Extracted entries:
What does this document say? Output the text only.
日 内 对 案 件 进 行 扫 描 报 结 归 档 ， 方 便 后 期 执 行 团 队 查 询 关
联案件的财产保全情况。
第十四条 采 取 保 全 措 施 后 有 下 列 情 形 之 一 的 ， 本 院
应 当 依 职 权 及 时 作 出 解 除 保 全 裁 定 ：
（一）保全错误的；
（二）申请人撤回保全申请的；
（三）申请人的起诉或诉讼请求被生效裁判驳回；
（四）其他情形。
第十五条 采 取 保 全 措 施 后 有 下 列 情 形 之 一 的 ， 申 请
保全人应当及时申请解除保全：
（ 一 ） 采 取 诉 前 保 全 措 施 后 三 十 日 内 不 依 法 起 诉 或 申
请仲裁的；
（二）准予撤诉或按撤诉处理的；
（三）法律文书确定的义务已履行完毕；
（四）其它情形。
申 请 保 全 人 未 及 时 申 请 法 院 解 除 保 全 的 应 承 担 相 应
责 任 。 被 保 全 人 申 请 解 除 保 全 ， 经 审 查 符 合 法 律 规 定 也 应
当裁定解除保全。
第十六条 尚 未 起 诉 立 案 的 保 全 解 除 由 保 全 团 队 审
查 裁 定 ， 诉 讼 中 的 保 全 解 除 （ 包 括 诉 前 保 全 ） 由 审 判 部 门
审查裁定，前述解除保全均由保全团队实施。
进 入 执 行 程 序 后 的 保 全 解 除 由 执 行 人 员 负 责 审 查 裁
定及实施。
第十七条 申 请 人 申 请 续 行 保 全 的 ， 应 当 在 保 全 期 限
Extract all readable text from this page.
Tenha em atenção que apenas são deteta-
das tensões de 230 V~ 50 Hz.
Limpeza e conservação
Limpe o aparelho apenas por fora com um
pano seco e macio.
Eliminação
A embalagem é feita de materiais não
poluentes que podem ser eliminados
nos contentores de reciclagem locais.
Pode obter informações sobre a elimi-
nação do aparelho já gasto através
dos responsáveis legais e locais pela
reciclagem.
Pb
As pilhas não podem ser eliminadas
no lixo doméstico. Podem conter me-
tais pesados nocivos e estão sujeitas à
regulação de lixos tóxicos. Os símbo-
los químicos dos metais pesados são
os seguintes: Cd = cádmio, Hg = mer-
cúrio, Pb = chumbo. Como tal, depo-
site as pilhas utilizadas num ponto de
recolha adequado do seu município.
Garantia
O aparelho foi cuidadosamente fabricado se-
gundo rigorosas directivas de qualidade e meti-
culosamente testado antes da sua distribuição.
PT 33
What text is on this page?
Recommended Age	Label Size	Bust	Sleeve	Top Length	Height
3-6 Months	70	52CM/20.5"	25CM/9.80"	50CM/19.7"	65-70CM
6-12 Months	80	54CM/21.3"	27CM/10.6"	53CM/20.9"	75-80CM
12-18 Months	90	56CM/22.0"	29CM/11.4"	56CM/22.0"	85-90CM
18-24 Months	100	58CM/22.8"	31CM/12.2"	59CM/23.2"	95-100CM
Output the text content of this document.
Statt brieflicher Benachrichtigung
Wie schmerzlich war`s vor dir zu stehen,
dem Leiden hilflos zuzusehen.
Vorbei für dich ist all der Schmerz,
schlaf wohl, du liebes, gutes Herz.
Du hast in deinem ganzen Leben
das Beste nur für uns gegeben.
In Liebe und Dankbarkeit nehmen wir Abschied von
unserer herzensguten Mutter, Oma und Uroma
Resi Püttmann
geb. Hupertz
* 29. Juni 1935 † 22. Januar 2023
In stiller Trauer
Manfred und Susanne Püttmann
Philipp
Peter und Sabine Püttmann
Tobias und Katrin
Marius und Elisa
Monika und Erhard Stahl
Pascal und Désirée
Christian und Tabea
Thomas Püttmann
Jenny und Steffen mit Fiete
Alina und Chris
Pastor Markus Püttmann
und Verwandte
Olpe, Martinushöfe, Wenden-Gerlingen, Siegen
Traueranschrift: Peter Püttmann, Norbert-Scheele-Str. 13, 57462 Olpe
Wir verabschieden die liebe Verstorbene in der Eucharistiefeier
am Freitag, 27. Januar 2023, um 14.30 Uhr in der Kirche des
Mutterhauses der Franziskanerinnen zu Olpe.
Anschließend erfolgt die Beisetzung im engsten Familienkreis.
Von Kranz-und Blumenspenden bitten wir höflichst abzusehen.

Requirements:
Write every line of the material above again, exactly.

Written answer:
What does this document say? Output the text only.
日 内 对 案 件 进 行 扫 描 报 结 归 档 ， 方 便 后 期 执 行 团 队 查 询 关
联案件的财产保全情况。
第十四条 采 取 保 全 措 施 后 有 下 列 情 形 之 一 的 ， 本 院
应 当 依 职 权 及 时 作 出 解 除 保 全 裁 定 ：
（一）保全错误的；
（二）申请人撤回保全申请的；
（三）申请人的起诉或诉讼请求被生效裁判驳回；
（四）其他情形。
第十五条 采 取 保 全 措 施 后 有 下 列 情 形 之 一 的 ， 申 请
保全人应当及时申请解除保全：
（ 一 ） 采 取 诉 前 保 全 措 施 后 三 十 日 内 不 依 法 起 诉 或 申
请仲裁的；
（二）准予撤诉或按撤诉处理的；
（三）法律文书确定的义务已履行完毕；
（四）其它情形。
申 请 保 全 人 未 及 时 申 请 法 院 解 除 保 全 的 应 承 担 相 应
责 任 。 被 保 全 人 申 请 解 除 保 全 ， 经 审 查 符 合 法 律 规 定 也 应
当裁定解除保全。
第十六条 尚 未 起 诉 立 案 的 保 全 解 除 由 保 全 团 队 审
查 裁 定 ， 诉 讼 中 的 保 全 解 除 （ 包 括 诉 前 保 全 ） 由 审 判 部 门
审查裁定，前述解除保全均由保全团队实施。
进 入 执 行 程 序 后 的 保 全 解 除 由 执 行 人 员 负 责 审 查 裁
定及实施。
第十七条 申 请 人 申 请 续 行 保 全 的 ， 应 当 在 保 全 期 限
Extract all readable text from this page.
Tenha em atenção que apenas são deteta-
das tensões de 230 V~ 50 Hz.
Limpeza e conservação
Limpe o aparelho apenas por fora com um
pano seco e macio.
Eliminação
A embalagem é feita de materiais não
poluentes que podem ser eliminados
nos contentores de reciclagem locais.
Pode obter informações sobre a elimi-
nação do aparelho já gasto através
dos responsáveis legais e locais pela
reciclagem.
Pb
As pilhas não podem ser eliminadas
no lixo doméstico. Podem conter me-
tais pesados nocivos e estão sujeitas à
regulação de lixos tóxicos. Os símbo-
los químicos dos metais pesados são
os seguintes: Cd = cádmio, Hg = mer-
cúrio, Pb = chumbo. Como tal, depo-
site as pilhas utilizadas num ponto de
recolha adequado do seu município.
Garantia
O aparelho foi cuidadosamente fabricado se-
gundo rigorosas directivas de qualidade e meti-
culosamente testado antes da sua distribuição.
PT 33
What text is on this page?
Recommended Age	Label Size	Bust	Sleeve	Top Length	Height
3-6 Months	70	52CM/20.5"	25CM/9.80"	50CM/19.7"	65-70CM
6-12 Months	80	54CM/21.3"	27CM/10.6"	53CM/20.9"	75-80CM
12-18 Months	90	56CM/22.0"	29CM/11.4"	56CM/22.0"	85-90CM
18-24 Months	100	58CM/22.8"	31CM/12.2"	59CM/23.2"	95-100CM
Output the text content of this document.
Statt brieflicher Benachrichtigung
Wie schmerzlich war`s vor dir zu stehen,
dem Leiden hilflos zuzusehen.
Vorbei für dich ist all der Schmerz,
schlaf wohl, du liebes, gutes Herz.
Du hast in deinem ganzen Leben
das Beste nur für uns gegeben.
In Liebe und Dankbarkeit nehmen wir Abschied von
unserer herzensguten Mutter, Oma und Uroma
Resi Püttmann
geb. Hupertz
* 29. Juni 1935 † 22. Januar 2023
In stiller Trauer
Manfred und Susanne Püttmann
Philipp
Peter und Sabine Püttmann
Tobias und Katrin
Marius und Elisa
Monika und Erhard Stahl
Pascal und Désirée
Christian und Tabea
Thomas Püttmann
Jenny und Steffen mit Fiete
Alina und Chris
Pastor Markus Püttmann
und Verwandte
Olpe, Martinushöfe, Wenden-Gerlingen, Siegen
Traueranschrift: Peter Püttmann, Norbert-Scheele-Str. 13, 57462 Olpe
Wir verabschieden die liebe Verstorbene in der Eucharistiefeier
am Freitag, 27. Januar 2023, um 14.30 Uhr in der Kirche des
Mutterhauses der Franziskanerinnen zu Olpe.
Anschließend erfolgt die Beisetzung im engsten Familienkreis.
Von Kranz-und Blumenspenden bitten wir höflichst abzusehen.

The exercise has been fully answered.